Requirements
Using the data below, copy every line that contains the word "this".

Listed records
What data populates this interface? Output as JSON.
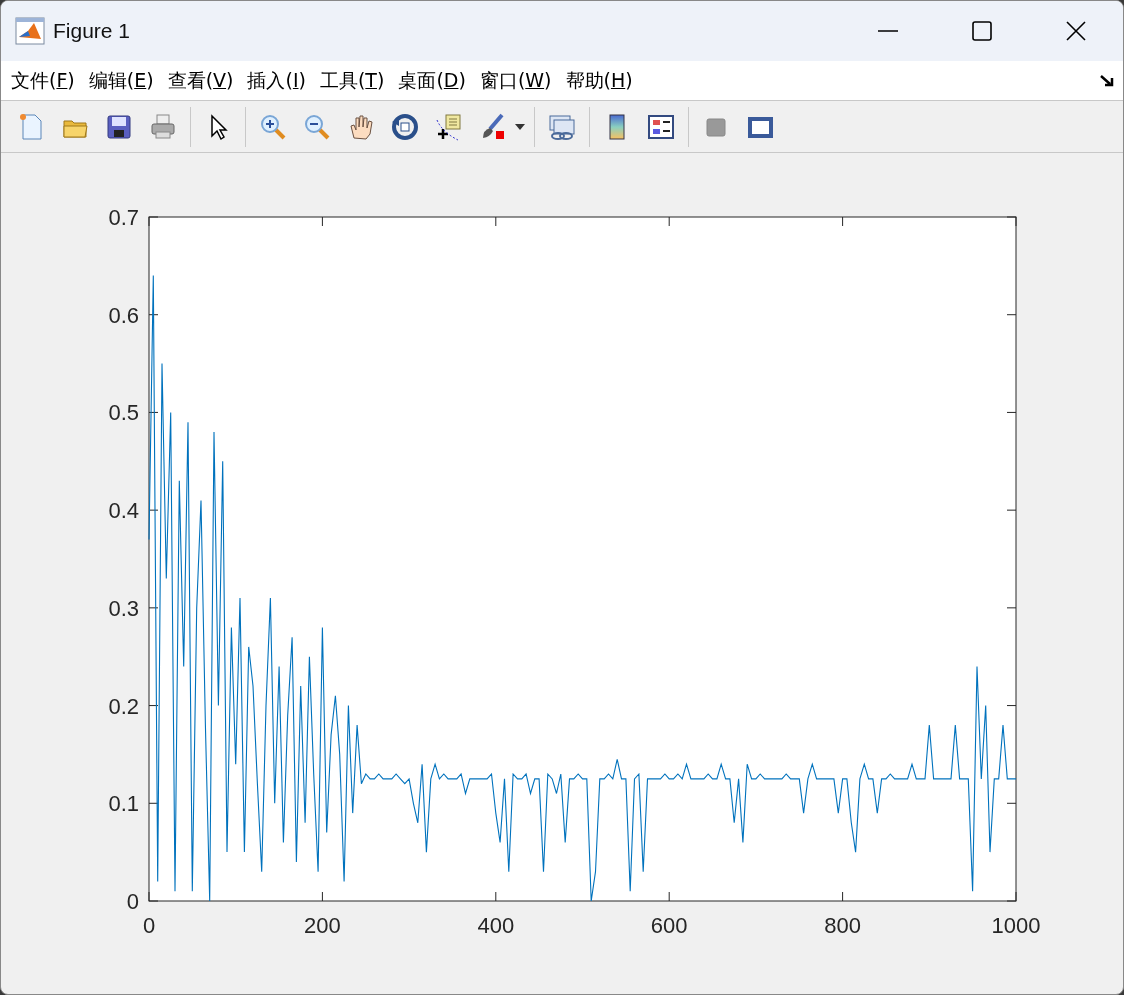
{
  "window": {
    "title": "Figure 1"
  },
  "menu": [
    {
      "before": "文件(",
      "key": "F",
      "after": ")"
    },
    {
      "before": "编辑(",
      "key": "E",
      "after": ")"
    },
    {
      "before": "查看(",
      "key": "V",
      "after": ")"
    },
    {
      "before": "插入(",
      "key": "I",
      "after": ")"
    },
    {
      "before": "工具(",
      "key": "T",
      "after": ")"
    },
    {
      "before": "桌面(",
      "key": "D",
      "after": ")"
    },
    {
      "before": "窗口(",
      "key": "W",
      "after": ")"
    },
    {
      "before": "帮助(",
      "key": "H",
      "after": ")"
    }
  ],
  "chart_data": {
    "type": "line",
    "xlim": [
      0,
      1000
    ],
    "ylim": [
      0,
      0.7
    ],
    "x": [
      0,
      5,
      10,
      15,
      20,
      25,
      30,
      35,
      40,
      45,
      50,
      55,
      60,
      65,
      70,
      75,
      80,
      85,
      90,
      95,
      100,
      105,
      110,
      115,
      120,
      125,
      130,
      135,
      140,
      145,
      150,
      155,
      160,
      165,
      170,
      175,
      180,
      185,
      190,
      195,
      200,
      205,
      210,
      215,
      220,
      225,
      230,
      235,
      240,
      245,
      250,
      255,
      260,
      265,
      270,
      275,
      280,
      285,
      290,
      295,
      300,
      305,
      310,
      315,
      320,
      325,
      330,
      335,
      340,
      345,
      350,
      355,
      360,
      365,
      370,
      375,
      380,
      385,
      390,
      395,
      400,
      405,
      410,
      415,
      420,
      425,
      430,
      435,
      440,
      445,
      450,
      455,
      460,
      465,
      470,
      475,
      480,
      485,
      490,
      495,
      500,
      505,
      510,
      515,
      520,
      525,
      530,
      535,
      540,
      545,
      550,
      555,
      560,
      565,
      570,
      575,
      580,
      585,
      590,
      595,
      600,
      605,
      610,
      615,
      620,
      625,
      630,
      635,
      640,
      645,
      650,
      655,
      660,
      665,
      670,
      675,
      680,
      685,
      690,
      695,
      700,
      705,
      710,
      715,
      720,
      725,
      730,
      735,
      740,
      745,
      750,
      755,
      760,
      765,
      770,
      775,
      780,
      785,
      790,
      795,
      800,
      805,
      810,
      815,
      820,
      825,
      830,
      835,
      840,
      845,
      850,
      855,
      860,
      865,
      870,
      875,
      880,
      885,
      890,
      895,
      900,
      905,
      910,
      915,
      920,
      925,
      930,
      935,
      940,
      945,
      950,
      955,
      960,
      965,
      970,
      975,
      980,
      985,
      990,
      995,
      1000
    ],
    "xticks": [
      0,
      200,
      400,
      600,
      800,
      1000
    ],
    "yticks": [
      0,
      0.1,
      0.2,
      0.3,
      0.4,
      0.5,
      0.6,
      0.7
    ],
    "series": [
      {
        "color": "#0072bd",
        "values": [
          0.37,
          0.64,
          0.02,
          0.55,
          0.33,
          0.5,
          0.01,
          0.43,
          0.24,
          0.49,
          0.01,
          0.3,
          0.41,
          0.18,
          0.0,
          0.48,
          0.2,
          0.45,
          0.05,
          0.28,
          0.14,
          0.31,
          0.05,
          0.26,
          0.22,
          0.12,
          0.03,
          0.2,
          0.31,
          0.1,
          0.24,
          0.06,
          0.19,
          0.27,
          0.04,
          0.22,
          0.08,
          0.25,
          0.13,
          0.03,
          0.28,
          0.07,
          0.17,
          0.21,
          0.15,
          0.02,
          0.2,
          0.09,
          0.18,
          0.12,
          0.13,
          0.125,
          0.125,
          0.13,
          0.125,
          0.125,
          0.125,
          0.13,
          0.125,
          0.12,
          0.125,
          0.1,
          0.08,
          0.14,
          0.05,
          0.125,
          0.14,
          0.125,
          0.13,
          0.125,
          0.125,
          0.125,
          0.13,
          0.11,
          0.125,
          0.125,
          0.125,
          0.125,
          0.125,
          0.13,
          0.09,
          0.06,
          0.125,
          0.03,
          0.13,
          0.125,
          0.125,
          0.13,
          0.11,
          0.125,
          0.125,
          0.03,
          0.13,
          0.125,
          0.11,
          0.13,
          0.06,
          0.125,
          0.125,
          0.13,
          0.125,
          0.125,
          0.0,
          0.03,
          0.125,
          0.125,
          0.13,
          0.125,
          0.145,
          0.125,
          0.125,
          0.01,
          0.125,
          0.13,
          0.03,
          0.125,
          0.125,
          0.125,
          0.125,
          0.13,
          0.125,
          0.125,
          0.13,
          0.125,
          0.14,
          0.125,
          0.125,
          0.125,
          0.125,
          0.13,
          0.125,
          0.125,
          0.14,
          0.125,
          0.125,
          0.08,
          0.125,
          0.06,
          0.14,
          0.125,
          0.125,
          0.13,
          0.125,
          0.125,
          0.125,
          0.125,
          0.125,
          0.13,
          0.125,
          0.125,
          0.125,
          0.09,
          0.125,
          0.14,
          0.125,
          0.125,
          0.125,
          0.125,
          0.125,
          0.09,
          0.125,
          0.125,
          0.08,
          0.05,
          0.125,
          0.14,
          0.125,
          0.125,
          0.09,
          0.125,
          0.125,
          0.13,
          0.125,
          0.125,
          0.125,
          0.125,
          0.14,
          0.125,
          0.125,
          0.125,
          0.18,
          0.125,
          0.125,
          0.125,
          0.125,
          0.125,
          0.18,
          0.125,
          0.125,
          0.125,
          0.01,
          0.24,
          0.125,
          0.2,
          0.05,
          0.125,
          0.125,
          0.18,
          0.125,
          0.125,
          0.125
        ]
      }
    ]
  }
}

* * *

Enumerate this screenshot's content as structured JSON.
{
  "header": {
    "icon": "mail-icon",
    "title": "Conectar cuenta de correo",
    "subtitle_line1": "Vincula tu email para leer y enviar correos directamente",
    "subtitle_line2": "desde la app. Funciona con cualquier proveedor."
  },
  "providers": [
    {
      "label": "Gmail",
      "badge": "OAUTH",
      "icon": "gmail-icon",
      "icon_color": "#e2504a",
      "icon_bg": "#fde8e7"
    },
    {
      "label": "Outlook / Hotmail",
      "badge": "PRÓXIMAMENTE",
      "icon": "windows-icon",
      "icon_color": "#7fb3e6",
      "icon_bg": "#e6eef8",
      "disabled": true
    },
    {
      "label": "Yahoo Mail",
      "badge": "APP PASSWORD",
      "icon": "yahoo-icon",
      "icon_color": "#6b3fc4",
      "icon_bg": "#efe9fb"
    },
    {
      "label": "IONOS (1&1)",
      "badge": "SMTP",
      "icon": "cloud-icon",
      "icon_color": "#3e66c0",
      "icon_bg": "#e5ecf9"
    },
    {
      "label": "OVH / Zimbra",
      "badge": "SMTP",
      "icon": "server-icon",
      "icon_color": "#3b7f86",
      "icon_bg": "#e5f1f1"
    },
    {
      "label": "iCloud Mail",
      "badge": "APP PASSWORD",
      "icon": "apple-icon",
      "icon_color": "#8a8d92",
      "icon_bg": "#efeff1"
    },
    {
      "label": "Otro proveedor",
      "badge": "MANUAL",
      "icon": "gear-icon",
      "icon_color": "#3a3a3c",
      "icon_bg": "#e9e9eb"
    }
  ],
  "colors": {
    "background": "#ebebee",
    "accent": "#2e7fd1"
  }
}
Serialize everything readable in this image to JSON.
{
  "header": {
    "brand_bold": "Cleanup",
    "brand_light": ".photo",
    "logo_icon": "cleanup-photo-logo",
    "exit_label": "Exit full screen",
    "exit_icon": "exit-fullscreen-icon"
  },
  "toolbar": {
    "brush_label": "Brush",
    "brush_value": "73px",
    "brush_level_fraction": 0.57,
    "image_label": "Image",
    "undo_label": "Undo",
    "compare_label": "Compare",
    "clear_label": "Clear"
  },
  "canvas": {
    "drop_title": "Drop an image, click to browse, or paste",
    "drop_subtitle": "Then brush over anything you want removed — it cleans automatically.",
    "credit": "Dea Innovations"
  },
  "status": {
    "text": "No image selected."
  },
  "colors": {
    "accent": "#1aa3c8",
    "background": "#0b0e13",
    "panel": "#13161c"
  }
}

Response to the exercise
What data populates this interface? Output as JSON.
Enumerate this screenshot's content as structured JSON.
Serialize everything readable in this image to JSON.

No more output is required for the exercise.